- **Aim of the exercise**
Quote the entries that follow exactly, leaving none out.

- **Records for the task**
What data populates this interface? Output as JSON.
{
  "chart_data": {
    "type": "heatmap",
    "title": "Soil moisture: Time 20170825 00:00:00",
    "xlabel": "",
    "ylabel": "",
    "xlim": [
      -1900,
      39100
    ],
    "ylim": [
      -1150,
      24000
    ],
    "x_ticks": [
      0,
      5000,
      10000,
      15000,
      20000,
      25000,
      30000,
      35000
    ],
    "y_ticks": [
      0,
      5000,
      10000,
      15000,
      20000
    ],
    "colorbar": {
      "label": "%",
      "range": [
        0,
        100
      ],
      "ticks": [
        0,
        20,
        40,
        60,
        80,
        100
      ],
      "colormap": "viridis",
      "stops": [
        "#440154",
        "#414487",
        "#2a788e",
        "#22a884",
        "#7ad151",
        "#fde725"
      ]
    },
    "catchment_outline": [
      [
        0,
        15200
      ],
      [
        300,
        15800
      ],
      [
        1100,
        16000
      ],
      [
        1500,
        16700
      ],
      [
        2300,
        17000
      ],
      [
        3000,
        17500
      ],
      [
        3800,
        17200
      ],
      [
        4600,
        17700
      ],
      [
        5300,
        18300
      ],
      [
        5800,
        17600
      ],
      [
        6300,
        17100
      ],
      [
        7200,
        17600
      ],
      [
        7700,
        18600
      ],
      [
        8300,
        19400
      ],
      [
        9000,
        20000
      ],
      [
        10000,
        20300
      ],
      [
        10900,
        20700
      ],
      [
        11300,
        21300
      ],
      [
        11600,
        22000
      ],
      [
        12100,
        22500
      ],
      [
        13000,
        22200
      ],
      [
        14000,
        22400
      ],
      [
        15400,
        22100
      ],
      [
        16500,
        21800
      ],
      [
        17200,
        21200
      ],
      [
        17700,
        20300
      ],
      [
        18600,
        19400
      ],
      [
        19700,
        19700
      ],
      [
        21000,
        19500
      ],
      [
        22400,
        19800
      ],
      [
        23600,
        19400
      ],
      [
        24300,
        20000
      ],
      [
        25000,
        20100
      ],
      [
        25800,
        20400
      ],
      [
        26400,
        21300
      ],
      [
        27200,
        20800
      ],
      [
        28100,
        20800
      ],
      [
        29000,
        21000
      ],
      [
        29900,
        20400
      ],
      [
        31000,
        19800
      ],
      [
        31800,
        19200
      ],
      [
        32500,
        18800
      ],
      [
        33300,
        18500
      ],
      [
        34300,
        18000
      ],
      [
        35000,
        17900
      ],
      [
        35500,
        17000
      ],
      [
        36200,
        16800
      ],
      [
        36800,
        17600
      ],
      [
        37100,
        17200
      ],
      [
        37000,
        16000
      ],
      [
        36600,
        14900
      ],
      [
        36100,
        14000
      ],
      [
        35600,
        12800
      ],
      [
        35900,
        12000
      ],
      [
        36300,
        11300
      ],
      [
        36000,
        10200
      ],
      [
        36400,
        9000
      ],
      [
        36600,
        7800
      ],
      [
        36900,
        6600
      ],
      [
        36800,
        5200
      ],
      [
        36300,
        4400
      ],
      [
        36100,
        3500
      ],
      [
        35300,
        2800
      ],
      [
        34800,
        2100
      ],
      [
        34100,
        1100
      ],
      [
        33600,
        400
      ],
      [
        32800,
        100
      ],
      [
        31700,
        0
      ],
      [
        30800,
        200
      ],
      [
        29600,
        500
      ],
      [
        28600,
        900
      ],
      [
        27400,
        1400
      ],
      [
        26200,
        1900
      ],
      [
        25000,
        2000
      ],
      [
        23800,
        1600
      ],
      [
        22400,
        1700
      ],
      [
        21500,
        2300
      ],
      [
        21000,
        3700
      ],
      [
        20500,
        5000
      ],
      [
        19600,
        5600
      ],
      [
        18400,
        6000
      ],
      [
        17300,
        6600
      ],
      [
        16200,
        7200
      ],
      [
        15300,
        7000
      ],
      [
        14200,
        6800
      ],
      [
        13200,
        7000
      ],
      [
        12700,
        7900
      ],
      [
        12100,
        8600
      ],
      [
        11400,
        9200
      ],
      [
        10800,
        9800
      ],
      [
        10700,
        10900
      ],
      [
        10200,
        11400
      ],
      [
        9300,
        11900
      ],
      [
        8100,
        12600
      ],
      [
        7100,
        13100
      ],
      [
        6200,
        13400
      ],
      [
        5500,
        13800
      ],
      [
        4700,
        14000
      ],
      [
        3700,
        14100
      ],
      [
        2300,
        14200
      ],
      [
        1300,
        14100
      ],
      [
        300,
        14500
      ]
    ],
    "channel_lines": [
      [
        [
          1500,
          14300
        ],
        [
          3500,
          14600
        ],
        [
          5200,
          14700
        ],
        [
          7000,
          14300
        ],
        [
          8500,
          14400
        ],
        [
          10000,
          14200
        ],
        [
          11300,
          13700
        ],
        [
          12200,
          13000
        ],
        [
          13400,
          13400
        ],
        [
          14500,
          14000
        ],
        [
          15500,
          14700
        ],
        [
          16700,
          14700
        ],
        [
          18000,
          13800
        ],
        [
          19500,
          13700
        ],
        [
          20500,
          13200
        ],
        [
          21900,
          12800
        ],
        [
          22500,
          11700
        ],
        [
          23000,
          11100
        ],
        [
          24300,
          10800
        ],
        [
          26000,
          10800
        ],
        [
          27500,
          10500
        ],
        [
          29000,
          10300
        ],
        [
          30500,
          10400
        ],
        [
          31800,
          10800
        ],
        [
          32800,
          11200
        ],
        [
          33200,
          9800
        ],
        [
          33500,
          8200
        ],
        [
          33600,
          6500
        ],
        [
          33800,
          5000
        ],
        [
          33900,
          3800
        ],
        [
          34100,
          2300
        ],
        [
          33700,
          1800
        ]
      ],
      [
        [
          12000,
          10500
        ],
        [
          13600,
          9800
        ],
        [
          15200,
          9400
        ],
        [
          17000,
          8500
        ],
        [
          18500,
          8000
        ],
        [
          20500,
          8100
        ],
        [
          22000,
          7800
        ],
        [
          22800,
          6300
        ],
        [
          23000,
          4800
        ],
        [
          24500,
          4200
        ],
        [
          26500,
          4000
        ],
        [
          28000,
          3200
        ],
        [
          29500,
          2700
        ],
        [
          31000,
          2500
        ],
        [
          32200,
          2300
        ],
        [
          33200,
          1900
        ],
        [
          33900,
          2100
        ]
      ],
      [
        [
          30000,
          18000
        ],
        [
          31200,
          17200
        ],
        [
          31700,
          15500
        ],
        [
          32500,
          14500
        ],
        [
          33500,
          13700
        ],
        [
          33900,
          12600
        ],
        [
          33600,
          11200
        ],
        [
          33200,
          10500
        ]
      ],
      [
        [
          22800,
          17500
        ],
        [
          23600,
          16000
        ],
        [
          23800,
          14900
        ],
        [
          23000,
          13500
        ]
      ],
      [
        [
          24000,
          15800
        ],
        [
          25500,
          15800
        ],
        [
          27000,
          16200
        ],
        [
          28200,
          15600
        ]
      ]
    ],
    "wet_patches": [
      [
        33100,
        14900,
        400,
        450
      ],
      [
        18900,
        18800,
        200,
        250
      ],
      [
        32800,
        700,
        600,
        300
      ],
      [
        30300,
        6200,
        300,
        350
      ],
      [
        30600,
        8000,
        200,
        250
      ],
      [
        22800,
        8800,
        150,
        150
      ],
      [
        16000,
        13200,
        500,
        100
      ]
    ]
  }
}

- **Task solution**
What data populates this interface? Output as JSON.
{
  "chart_data": {
    "type": "heatmap",
    "title": "Soil moisture: Time 20170825 00:00:00",
    "xlabel": "",
    "ylabel": "",
    "xlim": [
      -1900,
      39100
    ],
    "ylim": [
      -1150,
      24000
    ],
    "x_ticks": [
      0,
      5000,
      10000,
      15000,
      20000,
      25000,
      30000,
      35000
    ],
    "y_ticks": [
      0,
      5000,
      10000,
      15000,
      20000
    ],
    "colorbar": {
      "label": "%",
      "range": [
        0,
        100
      ],
      "ticks": [
        0,
        20,
        40,
        60,
        80,
        100
      ],
      "colormap": "viridis",
      "stops": [
        "#440154",
        "#414487",
        "#2a788e",
        "#22a884",
        "#7ad151",
        "#fde725"
      ]
    },
    "catchment_outline": [
      [
        0,
        15200
      ],
      [
        300,
        15800
      ],
      [
        1100,
        16000
      ],
      [
        1500,
        16700
      ],
      [
        2300,
        17000
      ],
      [
        3000,
        17500
      ],
      [
        3800,
        17200
      ],
      [
        4600,
        17700
      ],
      [
        5300,
        18300
      ],
      [
        5800,
        17600
      ],
      [
        6300,
        17100
      ],
      [
        7200,
        17600
      ],
      [
        7700,
        18600
      ],
      [
        8300,
        19400
      ],
      [
        9000,
        20000
      ],
      [
        10000,
        20300
      ],
      [
        10900,
        20700
      ],
      [
        11300,
        21300
      ],
      [
        11600,
        22000
      ],
      [
        12100,
        22500
      ],
      [
        13000,
        22200
      ],
      [
        14000,
        22400
      ],
      [
        15400,
        22100
      ],
      [
        16500,
        21800
      ],
      [
        17200,
        21200
      ],
      [
        17700,
        20300
      ],
      [
        18600,
        19400
      ],
      [
        19700,
        19700
      ],
      [
        21000,
        19500
      ],
      [
        22400,
        19800
      ],
      [
        23600,
        19400
      ],
      [
        24300,
        20000
      ],
      [
        25000,
        20100
      ],
      [
        25800,
        20400
      ],
      [
        26400,
        21300
      ],
      [
        27200,
        20800
      ],
      [
        28100,
        20800
      ],
      [
        29000,
        21000
      ],
      [
        29900,
        20400
      ],
      [
        31000,
        19800
      ],
      [
        31800,
        19200
      ],
      [
        32500,
        18800
      ],
      [
        33300,
        18500
      ],
      [
        34300,
        18000
      ],
      [
        35000,
        17900
      ],
      [
        35500,
        17000
      ],
      [
        36200,
        16800
      ],
      [
        36800,
        17600
      ],
      [
        37100,
        17200
      ],
      [
        37000,
        16000
      ],
      [
        36600,
        14900
      ],
      [
        36100,
        14000
      ],
      [
        35600,
        12800
      ],
      [
        35900,
        12000
      ],
      [
        36300,
        11300
      ],
      [
        36000,
        10200
      ],
      [
        36400,
        9000
      ],
      [
        36600,
        7800
      ],
      [
        36900,
        6600
      ],
      [
        36800,
        5200
      ],
      [
        36300,
        4400
      ],
      [
        36100,
        3500
      ],
      [
        35300,
        2800
      ],
      [
        34800,
        2100
      ],
      [
        34100,
        1100
      ],
      [
        33600,
        400
      ],
      [
        32800,
        100
      ],
      [
        31700,
        0
      ],
      [
        30800,
        200
      ],
      [
        29600,
        500
      ],
      [
        28600,
        900
      ],
      [
        27400,
        1400
      ],
      [
        26200,
        1900
      ],
      [
        25000,
        2000
      ],
      [
        23800,
        1600
      ],
      [
        22400,
        1700
      ],
      [
        21500,
        2300
      ],
      [
        21000,
        3700
      ],
      [
        20500,
        5000
      ],
      [
        19600,
        5600
      ],
      [
        18400,
        6000
      ],
      [
        17300,
        6600
      ],
      [
        16200,
        7200
      ],
      [
        15300,
        7000
      ],
      [
        14200,
        6800
      ],
      [
        13200,
        7000
      ],
      [
        12700,
        7900
      ],
      [
        12100,
        8600
      ],
      [
        11400,
        9200
      ],
      [
        10800,
        9800
      ],
      [
        10700,
        10900
      ],
      [
        10200,
        11400
      ],
      [
        9300,
        11900
      ],
      [
        8100,
        12600
      ],
      [
        7100,
        13100
      ],
      [
        6200,
        13400
      ],
      [
        5500,
        13800
      ],
      [
        4700,
        14000
      ],
      [
        3700,
        14100
      ],
      [
        2300,
        14200
      ],
      [
        1300,
        14100
      ],
      [
        300,
        14500
      ]
    ],
    "channel_lines": [
      [
        [
          1500,
          14300
        ],
        [
          3500,
          14600
        ],
        [
          5200,
          14700
        ],
        [
          7000,
          14300
        ],
        [
          8500,
          14400
        ],
        [
          10000,
          14200
        ],
        [
          11300,
          13700
        ],
        [
          12200,
          13000
        ],
        [
          13400,
          13400
        ],
        [
          14500,
          14000
        ],
        [
          15500,
          14700
        ],
        [
          16700,
          14700
        ],
        [
          18000,
          13800
        ],
        [
          19500,
          13700
        ],
        [
          20500,
          13200
        ],
        [
          21900,
          12800
        ],
        [
          22500,
          11700
        ],
        [
          23000,
          11100
        ],
        [
          24300,
          10800
        ],
        [
          26000,
          10800
        ],
        [
          27500,
          10500
        ],
        [
          29000,
          10300
        ],
        [
          30500,
          10400
        ],
        [
          31800,
          10800
        ],
        [
          32800,
          11200
        ],
        [
          33200,
          9800
        ],
        [
          33500,
          8200
        ],
        [
          33600,
          6500
        ],
        [
          33800,
          5000
        ],
        [
          33900,
          3800
        ],
        [
          34100,
          2300
        ],
        [
          33700,
          1800
        ]
      ],
      [
        [
          12000,
          10500
        ],
        [
          13600,
          9800
        ],
        [
          15200,
          9400
        ],
        [
          17000,
          8500
        ],
        [
          18500,
          8000
        ],
        [
          20500,
          8100
        ],
        [
          22000,
          7800
        ],
        [
          22800,
          6300
        ],
        [
          23000,
          4800
        ],
        [
          24500,
          4200
        ],
        [
          26500,
          4000
        ],
        [
          28000,
          3200
        ],
        [
          29500,
          2700
        ],
        [
          31000,
          2500
        ],
        [
          32200,
          2300
        ],
        [
          33200,
          1900
        ],
        [
          33900,
          2100
        ]
      ],
      [
        [
          30000,
          18000
        ],
        [
          31200,
          17200
        ],
        [
          31700,
          15500
        ],
        [
          32500,
          14500
        ],
        [
          33500,
          13700
        ],
        [
          33900,
          12600
        ],
        [
          33600,
          11200
        ],
        [
          33200,
          10500
        ]
      ],
      [
        [
          22800,
          17500
        ],
        [
          23600,
          16000
        ],
        [
          23800,
          14900
        ],
        [
          23000,
          13500
        ]
      ],
      [
        [
          24000,
          15800
        ],
        [
          25500,
          15800
        ],
        [
          27000,
          16200
        ],
        [
          28200,
          15600
        ]
      ]
    ],
    "wet_patches": [
      [
        33100,
        14900,
        400,
        450
      ],
      [
        18900,
        18800,
        200,
        250
      ],
      [
        32800,
        700,
        600,
        300
      ],
      [
        30300,
        6200,
        300,
        350
      ],
      [
        30600,
        8000,
        200,
        250
      ],
      [
        22800,
        8800,
        150,
        150
      ],
      [
        16000,
        13200,
        500,
        100
      ]
    ]
  }
}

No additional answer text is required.